■ **Given problem**: Drop all images and give the records again exactly.

■ **Entries shown**:
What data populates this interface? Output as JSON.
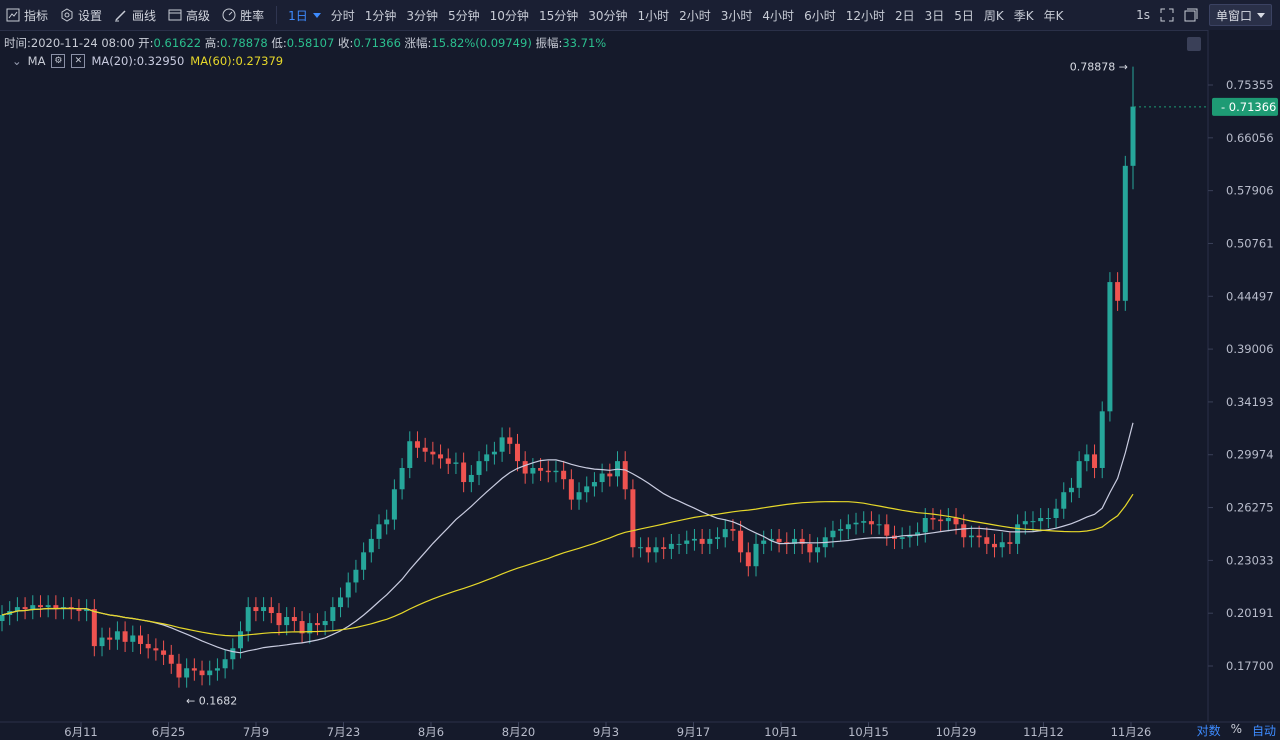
{
  "toolbar": {
    "tools": [
      {
        "label": "指标",
        "icon": "indicator-icon"
      },
      {
        "label": "设置",
        "icon": "settings-icon"
      },
      {
        "label": "画线",
        "icon": "draw-line-icon"
      },
      {
        "label": "高级",
        "icon": "advanced-icon"
      },
      {
        "label": "胜率",
        "icon": "win-rate-icon"
      }
    ],
    "intervals": [
      "1日",
      "分时",
      "1分钟",
      "3分钟",
      "5分钟",
      "10分钟",
      "15分钟",
      "30分钟",
      "1小时",
      "2小时",
      "3小时",
      "4小时",
      "6小时",
      "12小时",
      "2日",
      "3日",
      "5日",
      "周K",
      "季K",
      "年K"
    ],
    "active_interval": "1日",
    "refresh": "1s",
    "window_mode": "单窗口"
  },
  "info": {
    "time_label": "时间:",
    "time": "2020-11-24 08:00",
    "open_label": "开:",
    "open": "0.61622",
    "high_label": "高:",
    "high": "0.78878",
    "low_label": "低:",
    "low": "0.58107",
    "close_label": "收:",
    "close": "0.71366",
    "change_label": "涨幅:",
    "change": "15.82%(0.09749)",
    "amplitude_label": "振幅:",
    "amplitude": "33.71%"
  },
  "indicator": {
    "name": "MA",
    "ma20_label": "MA(20):0.32950",
    "ma60_label": "MA(60):0.27379"
  },
  "axis_footer": {
    "log": "对数",
    "percent": "%",
    "auto": "自动"
  },
  "colors": {
    "up": "#26a69a",
    "down": "#ef5350",
    "ma20": "#c9cce0",
    "ma60": "#e6d82a",
    "price_tag": "#1e9b74",
    "accent": "#3d8bff"
  },
  "chart_data": {
    "type": "candlestick",
    "interval": "1日",
    "x_ticks": [
      "6月11",
      "6月25",
      "7月9",
      "7月23",
      "8月6",
      "8月20",
      "9月3",
      "9月17",
      "10月1",
      "10月15",
      "10月29",
      "11月12",
      "11月26"
    ],
    "y_ticks": [
      "0.75355",
      "0.66056",
      "0.57906",
      "0.50761",
      "0.44497",
      "0.39006",
      "0.34193",
      "0.29974",
      "0.26275",
      "0.23033",
      "0.20191",
      "0.17700"
    ],
    "y_scale": "log",
    "current_price": "0.71366",
    "max_marker": "0.78878",
    "min_marker": "0.1682",
    "series": [
      {
        "name": "MA(20)",
        "last": 0.3295
      },
      {
        "name": "MA(60)",
        "last": 0.27379
      }
    ],
    "close": [
      0.201,
      0.203,
      0.205,
      0.204,
      0.206,
      0.205,
      0.206,
      0.204,
      0.205,
      0.204,
      0.203,
      0.204,
      0.186,
      0.19,
      0.189,
      0.193,
      0.188,
      0.191,
      0.187,
      0.185,
      0.184,
      0.182,
      0.178,
      0.172,
      0.176,
      0.175,
      0.173,
      0.175,
      0.176,
      0.18,
      0.185,
      0.193,
      0.205,
      0.203,
      0.205,
      0.202,
      0.196,
      0.2,
      0.198,
      0.192,
      0.197,
      0.196,
      0.198,
      0.205,
      0.21,
      0.218,
      0.225,
      0.235,
      0.243,
      0.252,
      0.255,
      0.275,
      0.29,
      0.31,
      0.305,
      0.302,
      0.3,
      0.297,
      0.293,
      0.294,
      0.28,
      0.285,
      0.295,
      0.3,
      0.302,
      0.313,
      0.308,
      0.295,
      0.286,
      0.29,
      0.288,
      0.287,
      0.288,
      0.282,
      0.268,
      0.273,
      0.277,
      0.28,
      0.286,
      0.284,
      0.295,
      0.275,
      0.238,
      0.238,
      0.235,
      0.238,
      0.237,
      0.24,
      0.24,
      0.242,
      0.243,
      0.24,
      0.243,
      0.244,
      0.249,
      0.248,
      0.235,
      0.227,
      0.24,
      0.242,
      0.243,
      0.241,
      0.24,
      0.243,
      0.24,
      0.235,
      0.238,
      0.244,
      0.248,
      0.249,
      0.252,
      0.253,
      0.254,
      0.252,
      0.252,
      0.245,
      0.243,
      0.244,
      0.245,
      0.247,
      0.256,
      0.255,
      0.254,
      0.256,
      0.252,
      0.244,
      0.245,
      0.244,
      0.24,
      0.238,
      0.241,
      0.24,
      0.252,
      0.254,
      0.254,
      0.256,
      0.256,
      0.262,
      0.273,
      0.276,
      0.295,
      0.3,
      0.29,
      0.334,
      0.461,
      0.44,
      0.616,
      0.714
    ],
    "open": [
      0.198,
      0.201,
      0.203,
      0.205,
      0.204,
      0.206,
      0.205,
      0.206,
      0.204,
      0.205,
      0.204,
      0.203,
      0.204,
      0.186,
      0.19,
      0.189,
      0.193,
      0.188,
      0.191,
      0.187,
      0.185,
      0.184,
      0.182,
      0.178,
      0.172,
      0.176,
      0.175,
      0.173,
      0.175,
      0.176,
      0.18,
      0.185,
      0.193,
      0.205,
      0.203,
      0.205,
      0.202,
      0.196,
      0.2,
      0.198,
      0.192,
      0.197,
      0.196,
      0.198,
      0.205,
      0.21,
      0.218,
      0.225,
      0.235,
      0.243,
      0.252,
      0.255,
      0.275,
      0.29,
      0.31,
      0.305,
      0.302,
      0.3,
      0.297,
      0.293,
      0.294,
      0.28,
      0.285,
      0.295,
      0.3,
      0.302,
      0.313,
      0.308,
      0.295,
      0.286,
      0.29,
      0.288,
      0.287,
      0.288,
      0.282,
      0.268,
      0.273,
      0.277,
      0.28,
      0.286,
      0.284,
      0.295,
      0.275,
      0.238,
      0.238,
      0.235,
      0.238,
      0.237,
      0.24,
      0.24,
      0.242,
      0.243,
      0.24,
      0.243,
      0.244,
      0.249,
      0.248,
      0.235,
      0.227,
      0.24,
      0.242,
      0.243,
      0.241,
      0.24,
      0.243,
      0.24,
      0.235,
      0.238,
      0.244,
      0.248,
      0.249,
      0.252,
      0.253,
      0.254,
      0.252,
      0.252,
      0.245,
      0.243,
      0.244,
      0.245,
      0.247,
      0.256,
      0.255,
      0.254,
      0.256,
      0.252,
      0.244,
      0.245,
      0.244,
      0.24,
      0.238,
      0.241,
      0.24,
      0.252,
      0.254,
      0.254,
      0.256,
      0.256,
      0.262,
      0.273,
      0.276,
      0.295,
      0.3,
      0.29,
      0.334,
      0.461,
      0.44,
      0.616
    ]
  }
}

■ **Exercise solution**:
What data populates this interface? Output as JSON.
{
  "toolbar": {
    "tools": [
      {
        "label": "指标",
        "icon": "indicator-icon"
      },
      {
        "label": "设置",
        "icon": "settings-icon"
      },
      {
        "label": "画线",
        "icon": "draw-line-icon"
      },
      {
        "label": "高级",
        "icon": "advanced-icon"
      },
      {
        "label": "胜率",
        "icon": "win-rate-icon"
      }
    ],
    "intervals": [
      "1日",
      "分时",
      "1分钟",
      "3分钟",
      "5分钟",
      "10分钟",
      "15分钟",
      "30分钟",
      "1小时",
      "2小时",
      "3小时",
      "4小时",
      "6小时",
      "12小时",
      "2日",
      "3日",
      "5日",
      "周K",
      "季K",
      "年K"
    ],
    "active_interval": "1日",
    "refresh": "1s",
    "window_mode": "单窗口"
  },
  "info": {
    "time_label": "时间:",
    "time": "2020-11-24 08:00",
    "open_label": "开:",
    "open": "0.61622",
    "high_label": "高:",
    "high": "0.78878",
    "low_label": "低:",
    "low": "0.58107",
    "close_label": "收:",
    "close": "0.71366",
    "change_label": "涨幅:",
    "change": "15.82%(0.09749)",
    "amplitude_label": "振幅:",
    "amplitude": "33.71%"
  },
  "indicator": {
    "name": "MA",
    "ma20_label": "MA(20):0.32950",
    "ma60_label": "MA(60):0.27379"
  },
  "axis_footer": {
    "log": "对数",
    "percent": "%",
    "auto": "自动"
  },
  "colors": {
    "up": "#26a69a",
    "down": "#ef5350",
    "ma20": "#c9cce0",
    "ma60": "#e6d82a",
    "price_tag": "#1e9b74",
    "accent": "#3d8bff"
  },
  "chart_data": {
    "type": "candlestick",
    "interval": "1日",
    "x_ticks": [
      "6月11",
      "6月25",
      "7月9",
      "7月23",
      "8月6",
      "8月20",
      "9月3",
      "9月17",
      "10月1",
      "10月15",
      "10月29",
      "11月12",
      "11月26"
    ],
    "y_ticks": [
      "0.75355",
      "0.66056",
      "0.57906",
      "0.50761",
      "0.44497",
      "0.39006",
      "0.34193",
      "0.29974",
      "0.26275",
      "0.23033",
      "0.20191",
      "0.17700"
    ],
    "y_scale": "log",
    "current_price": "0.71366",
    "max_marker": "0.78878",
    "min_marker": "0.1682",
    "series": [
      {
        "name": "MA(20)",
        "last": 0.3295
      },
      {
        "name": "MA(60)",
        "last": 0.27379
      }
    ],
    "close": [
      0.201,
      0.203,
      0.205,
      0.204,
      0.206,
      0.205,
      0.206,
      0.204,
      0.205,
      0.204,
      0.203,
      0.204,
      0.186,
      0.19,
      0.189,
      0.193,
      0.188,
      0.191,
      0.187,
      0.185,
      0.184,
      0.182,
      0.178,
      0.172,
      0.176,
      0.175,
      0.173,
      0.175,
      0.176,
      0.18,
      0.185,
      0.193,
      0.205,
      0.203,
      0.205,
      0.202,
      0.196,
      0.2,
      0.198,
      0.192,
      0.197,
      0.196,
      0.198,
      0.205,
      0.21,
      0.218,
      0.225,
      0.235,
      0.243,
      0.252,
      0.255,
      0.275,
      0.29,
      0.31,
      0.305,
      0.302,
      0.3,
      0.297,
      0.293,
      0.294,
      0.28,
      0.285,
      0.295,
      0.3,
      0.302,
      0.313,
      0.308,
      0.295,
      0.286,
      0.29,
      0.288,
      0.287,
      0.288,
      0.282,
      0.268,
      0.273,
      0.277,
      0.28,
      0.286,
      0.284,
      0.295,
      0.275,
      0.238,
      0.238,
      0.235,
      0.238,
      0.237,
      0.24,
      0.24,
      0.242,
      0.243,
      0.24,
      0.243,
      0.244,
      0.249,
      0.248,
      0.235,
      0.227,
      0.24,
      0.242,
      0.243,
      0.241,
      0.24,
      0.243,
      0.24,
      0.235,
      0.238,
      0.244,
      0.248,
      0.249,
      0.252,
      0.253,
      0.254,
      0.252,
      0.252,
      0.245,
      0.243,
      0.244,
      0.245,
      0.247,
      0.256,
      0.255,
      0.254,
      0.256,
      0.252,
      0.244,
      0.245,
      0.244,
      0.24,
      0.238,
      0.241,
      0.24,
      0.252,
      0.254,
      0.254,
      0.256,
      0.256,
      0.262,
      0.273,
      0.276,
      0.295,
      0.3,
      0.29,
      0.334,
      0.461,
      0.44,
      0.616,
      0.714
    ],
    "open": [
      0.198,
      0.201,
      0.203,
      0.205,
      0.204,
      0.206,
      0.205,
      0.206,
      0.204,
      0.205,
      0.204,
      0.203,
      0.204,
      0.186,
      0.19,
      0.189,
      0.193,
      0.188,
      0.191,
      0.187,
      0.185,
      0.184,
      0.182,
      0.178,
      0.172,
      0.176,
      0.175,
      0.173,
      0.175,
      0.176,
      0.18,
      0.185,
      0.193,
      0.205,
      0.203,
      0.205,
      0.202,
      0.196,
      0.2,
      0.198,
      0.192,
      0.197,
      0.196,
      0.198,
      0.205,
      0.21,
      0.218,
      0.225,
      0.235,
      0.243,
      0.252,
      0.255,
      0.275,
      0.29,
      0.31,
      0.305,
      0.302,
      0.3,
      0.297,
      0.293,
      0.294,
      0.28,
      0.285,
      0.295,
      0.3,
      0.302,
      0.313,
      0.308,
      0.295,
      0.286,
      0.29,
      0.288,
      0.287,
      0.288,
      0.282,
      0.268,
      0.273,
      0.277,
      0.28,
      0.286,
      0.284,
      0.295,
      0.275,
      0.238,
      0.238,
      0.235,
      0.238,
      0.237,
      0.24,
      0.24,
      0.242,
      0.243,
      0.24,
      0.243,
      0.244,
      0.249,
      0.248,
      0.235,
      0.227,
      0.24,
      0.242,
      0.243,
      0.241,
      0.24,
      0.243,
      0.24,
      0.235,
      0.238,
      0.244,
      0.248,
      0.249,
      0.252,
      0.253,
      0.254,
      0.252,
      0.252,
      0.245,
      0.243,
      0.244,
      0.245,
      0.247,
      0.256,
      0.255,
      0.254,
      0.256,
      0.252,
      0.244,
      0.245,
      0.244,
      0.24,
      0.238,
      0.241,
      0.24,
      0.252,
      0.254,
      0.254,
      0.256,
      0.256,
      0.262,
      0.273,
      0.276,
      0.295,
      0.3,
      0.29,
      0.334,
      0.461,
      0.44,
      0.616
    ]
  }
}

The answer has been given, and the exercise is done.